> [DOCUMENT PASSAGE]
···

Watch your bleepin’ language, boy!

Oh shucks! Selma’s making some life changes! Read all about it. This was supposed to be my comment on her post but it’s gotten ridiculously long that I decided to just blog it here instead.

Well, I say, if one wishes to learn a new language other than what is normally not allowed on TV, it could be a bloody (whoops) battle. But take heart… if I had done it, anyone can. I honestly couldn’t utter them infamous four letter words anymore without stuttering or pronouncing them incorrectly. One day a couple of months ago, I was dicing some onions in the kitchen when my knife accidentally swiped through my thumb a wee bit. No actually, it was a big fat &4%@x#’in gape, alright? You would think it’s only appropriate for me to let some steam out. So, being the mere flawed human being that I am, I unhesitatingly but gracefully shrieked… SHUCKT!

I guess, I couldn’t decide quick enough which word was more proper for that particular moment.

···

> [GIVEN ENTRIES]
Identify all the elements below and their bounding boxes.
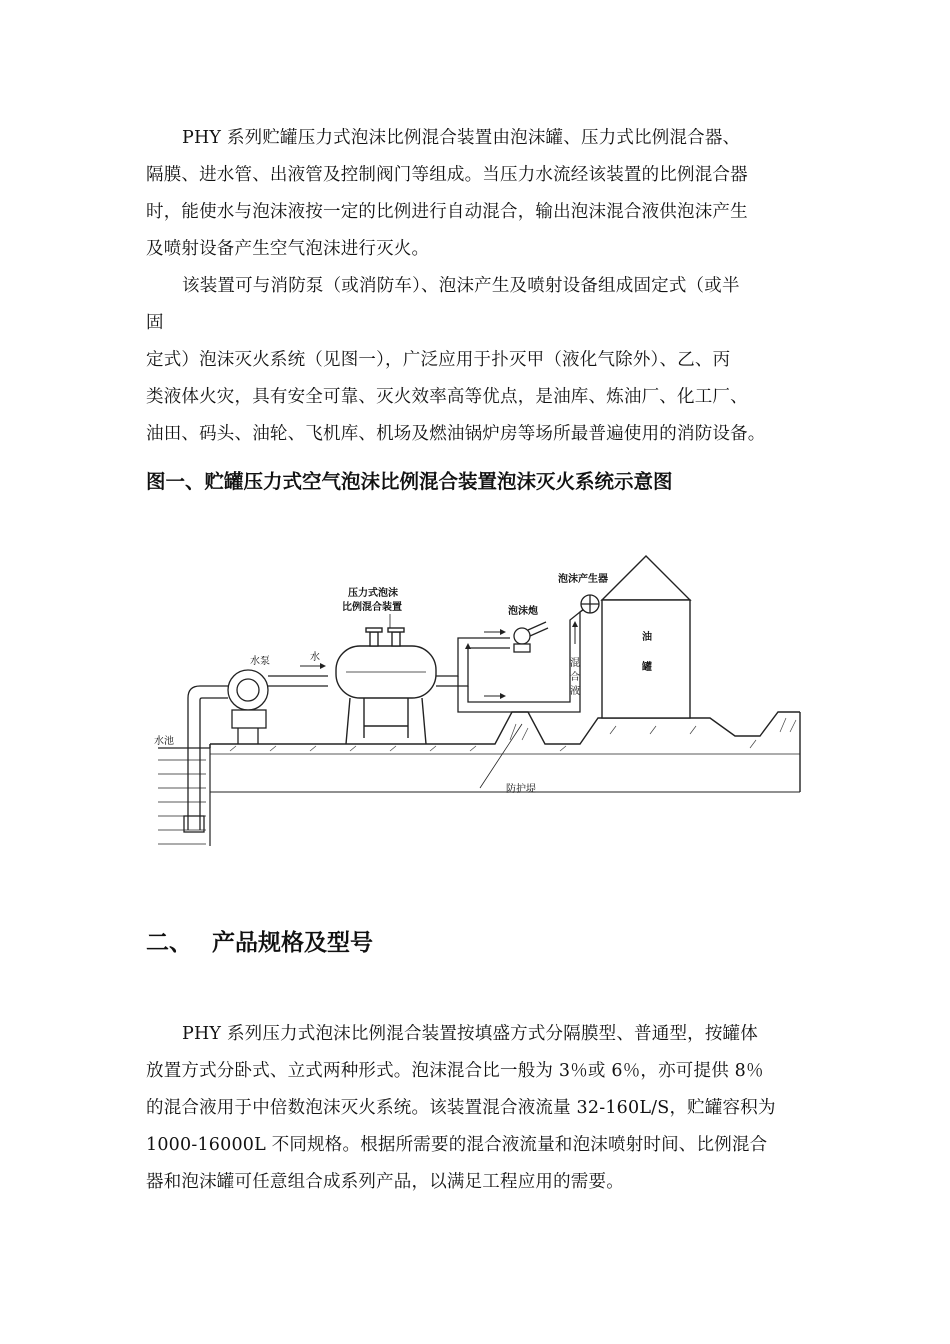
mixer-label-line1: 压力式泡沫 xyxy=(348,588,398,599)
specs-line: PHY 系列压力式泡沫比例混合装置按填盛方式分隔膜型、普通型，按罐体 xyxy=(182,1024,758,1044)
figure-title: 图一、贮罐压力式空气泡沫比例混合装置泡沫灭火系统示意图 xyxy=(146,470,673,493)
intro-line: PHY 系列贮罐压力式泡沫比例混合装置由泡沫罐、压力式比例混合器、 xyxy=(182,128,741,148)
specs-line: 1000-16000L 不同规格。根据所需要的混合液流量和泡沫喷射时间、比例混合 xyxy=(146,1135,768,1155)
tank-label: 罐 xyxy=(642,662,652,673)
system-diagram xyxy=(150,548,810,858)
specs-paragraph xyxy=(146,1016,806,1201)
usage-paragraph xyxy=(146,268,806,453)
usage-line: 固 xyxy=(146,313,164,333)
water-label: 水 xyxy=(310,652,320,663)
usage-line: 该装置可与消防泵（或消防车）、泡沫产生及喷射设备组成固定式（或半 xyxy=(182,276,740,296)
intro-line: 及喷射设备产生空气泡沫进行灭火。 xyxy=(146,239,430,259)
section-number: 二、 xyxy=(146,930,192,956)
specs-line: 放置方式分卧式、立式两种形式。泡沫混合比一般为 3％或 6％，亦可提供 8％ xyxy=(146,1061,764,1081)
suction-pipe xyxy=(184,686,228,832)
oil-label: 油 xyxy=(642,632,652,643)
pool-label: 水池 xyxy=(154,736,174,747)
water-pump xyxy=(228,670,328,744)
intro-line: 时，能使水与泡沫液按一定的比例进行自动混合，输出泡沫混合液供泡沫产生 xyxy=(146,202,748,222)
foam-generator-label: 泡沫产生器 xyxy=(558,574,608,585)
section-title: 产品规格及型号 xyxy=(212,930,373,956)
foam-generator xyxy=(581,595,599,613)
ground xyxy=(210,712,800,792)
diagram-svg xyxy=(150,548,810,858)
specs-line: 器和泡沫罐可任意组合成系列产品，以满足工程应用的需要。 xyxy=(146,1172,624,1192)
intro-line: 隔膜、进水管、出液管及控制阀门等组成。当压力水流经该装置的比例混合器 xyxy=(146,165,748,185)
usage-line: 定式）泡沫灭火系统（见图一），广泛应用于扑灭甲（液化气除外）、乙、丙 xyxy=(146,350,731,370)
mixer-label-line2: 比例混合装置 xyxy=(342,602,402,613)
usage-line: 类液体火灾，具有安全可靠、灭火效率高等优点，是油库、炼油厂、化工厂、 xyxy=(146,387,748,407)
usage-line: 油田、码头、油轮、飞机库、机场及燃油锅炉房等场所最普遍使用的消防设备。 xyxy=(146,424,766,444)
water-pump-label: 水泵 xyxy=(250,656,270,667)
foam-cannon-label: 泡沫炮 xyxy=(508,606,538,617)
mixed-liquid-label-3: 液 xyxy=(570,686,580,697)
mixed-liquid-label-1: 混 xyxy=(570,658,580,669)
mixed-liquid-label-2: 合 xyxy=(570,672,580,683)
section-heading xyxy=(146,924,373,957)
specs-line: 的混合液用于中倍数泡沫灭火系统。该装置混合液流量 32-160L/S，贮罐容积为 xyxy=(146,1098,776,1118)
ground-hatch xyxy=(230,718,796,751)
outlet-pipes xyxy=(436,638,510,712)
foam-cannon xyxy=(514,622,548,652)
mixer-tank xyxy=(336,628,436,744)
dike-label: 防护堤 xyxy=(506,784,536,795)
intro-paragraph xyxy=(146,120,806,268)
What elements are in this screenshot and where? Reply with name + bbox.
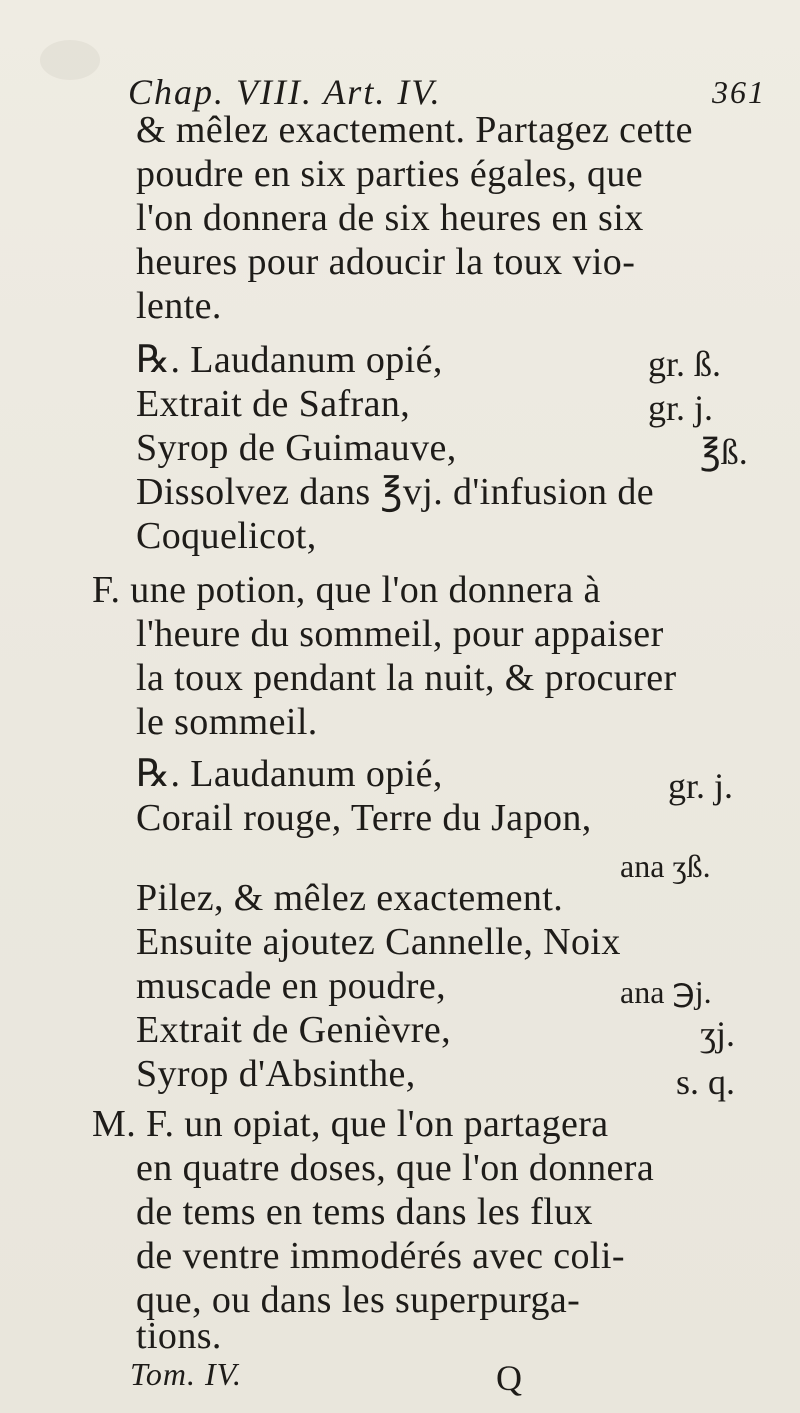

···

> [THE TASKS]
a - In the blog post about cursing, what was the writer doing in the kitchen when the knife cut their thumb?
b - Copy word for word the part of the blog post about cursing that lies between "Well, I say, if" and "that particular moment.", inclusive.

> [EXPECTED OUTPUTS]
a - Dicing some onions.

b -
Well, I say, if one wishes to learn a new language other than what is normally not allowed on TV, it could be a bloody (whoops) battle. But take heart… if I had done it, anyone can. I honestly couldn’t utter them infamous four letter words anymore without stuttering or pronouncing them incorrectly. One day a couple of months ago, I was dicing some onions in the kitchen when my knife accidentally swiped through my thumb a wee bit. No actually, it was a big fat &4%@x#’in gape, alright? You would think it’s only appropriate for me to let some steam out. So, being the mere flawed human being that I am, I unhesitatingly but gracefully shrieked… SHUCKT!

I guess, I couldn’t decide quick enough which word was more proper for that particular moment.